### Entries taken from a collection
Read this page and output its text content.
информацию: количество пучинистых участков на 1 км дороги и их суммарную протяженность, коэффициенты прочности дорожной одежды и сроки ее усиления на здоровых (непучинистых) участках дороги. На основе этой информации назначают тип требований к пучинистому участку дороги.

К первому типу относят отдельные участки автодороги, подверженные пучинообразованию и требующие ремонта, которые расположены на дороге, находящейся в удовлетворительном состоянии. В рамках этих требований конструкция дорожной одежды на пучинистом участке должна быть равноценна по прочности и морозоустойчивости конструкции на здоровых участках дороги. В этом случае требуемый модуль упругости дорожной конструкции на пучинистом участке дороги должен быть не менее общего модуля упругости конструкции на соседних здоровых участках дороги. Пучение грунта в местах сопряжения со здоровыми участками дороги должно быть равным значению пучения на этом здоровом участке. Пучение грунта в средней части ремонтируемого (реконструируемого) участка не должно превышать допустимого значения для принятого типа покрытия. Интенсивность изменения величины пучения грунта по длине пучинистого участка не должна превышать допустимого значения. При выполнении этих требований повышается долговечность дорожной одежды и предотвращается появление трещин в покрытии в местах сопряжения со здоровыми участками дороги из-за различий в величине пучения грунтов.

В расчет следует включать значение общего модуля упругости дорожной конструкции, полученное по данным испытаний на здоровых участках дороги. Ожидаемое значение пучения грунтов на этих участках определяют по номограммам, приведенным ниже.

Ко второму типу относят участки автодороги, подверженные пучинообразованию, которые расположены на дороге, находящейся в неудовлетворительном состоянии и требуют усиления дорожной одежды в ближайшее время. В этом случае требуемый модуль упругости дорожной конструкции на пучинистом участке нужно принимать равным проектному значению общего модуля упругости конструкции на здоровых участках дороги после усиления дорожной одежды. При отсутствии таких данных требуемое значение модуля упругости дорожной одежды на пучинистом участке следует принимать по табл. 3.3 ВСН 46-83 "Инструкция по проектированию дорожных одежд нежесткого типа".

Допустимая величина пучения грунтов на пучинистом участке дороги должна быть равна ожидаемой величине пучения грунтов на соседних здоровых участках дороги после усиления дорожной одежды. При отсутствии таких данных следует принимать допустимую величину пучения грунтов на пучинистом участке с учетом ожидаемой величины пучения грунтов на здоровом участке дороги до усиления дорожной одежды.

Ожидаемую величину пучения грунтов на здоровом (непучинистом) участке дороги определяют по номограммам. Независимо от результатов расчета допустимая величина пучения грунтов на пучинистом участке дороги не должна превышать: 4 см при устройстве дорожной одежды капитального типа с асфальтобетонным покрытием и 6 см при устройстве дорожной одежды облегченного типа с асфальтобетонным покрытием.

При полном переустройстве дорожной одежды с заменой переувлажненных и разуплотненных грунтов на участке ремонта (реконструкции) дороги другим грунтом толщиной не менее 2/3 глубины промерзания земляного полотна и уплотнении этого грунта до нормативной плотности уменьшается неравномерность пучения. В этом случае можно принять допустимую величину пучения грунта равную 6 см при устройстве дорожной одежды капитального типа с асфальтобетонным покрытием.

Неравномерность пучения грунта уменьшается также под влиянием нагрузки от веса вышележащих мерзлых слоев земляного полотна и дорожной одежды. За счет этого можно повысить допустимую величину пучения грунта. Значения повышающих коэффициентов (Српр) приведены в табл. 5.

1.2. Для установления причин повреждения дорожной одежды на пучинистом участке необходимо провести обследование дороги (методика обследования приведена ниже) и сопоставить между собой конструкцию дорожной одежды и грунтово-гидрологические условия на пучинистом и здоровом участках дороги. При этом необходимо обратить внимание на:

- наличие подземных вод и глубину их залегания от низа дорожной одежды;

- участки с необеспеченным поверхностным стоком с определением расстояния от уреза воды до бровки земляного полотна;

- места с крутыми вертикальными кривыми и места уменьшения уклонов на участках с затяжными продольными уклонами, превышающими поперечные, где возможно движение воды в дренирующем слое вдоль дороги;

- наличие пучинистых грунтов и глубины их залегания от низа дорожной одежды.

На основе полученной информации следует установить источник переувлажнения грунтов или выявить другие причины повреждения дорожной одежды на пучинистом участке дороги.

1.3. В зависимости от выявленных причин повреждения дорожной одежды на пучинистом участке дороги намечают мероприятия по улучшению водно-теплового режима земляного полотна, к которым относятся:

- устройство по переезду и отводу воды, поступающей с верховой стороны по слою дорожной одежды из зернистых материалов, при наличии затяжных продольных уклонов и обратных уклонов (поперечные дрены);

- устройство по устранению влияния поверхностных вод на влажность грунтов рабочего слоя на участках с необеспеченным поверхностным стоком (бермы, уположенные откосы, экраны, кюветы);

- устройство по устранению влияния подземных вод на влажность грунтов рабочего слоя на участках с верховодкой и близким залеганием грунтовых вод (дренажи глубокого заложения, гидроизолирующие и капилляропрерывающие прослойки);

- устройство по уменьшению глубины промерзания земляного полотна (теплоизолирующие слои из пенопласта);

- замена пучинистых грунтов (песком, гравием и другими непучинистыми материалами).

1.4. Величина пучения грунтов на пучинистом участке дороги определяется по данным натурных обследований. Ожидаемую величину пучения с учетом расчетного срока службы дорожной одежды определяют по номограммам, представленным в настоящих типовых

### WHAT IS EXPECTED
Your task is to gather every line with the word "залегания" and copy it.

### RESULT OF THIS EXERCISE
- наличие подземных вод и глубину их залегания от низа дорожной одежды;
- наличие пучинистых грунтов и глубины их залегания от низа дорожной одежды.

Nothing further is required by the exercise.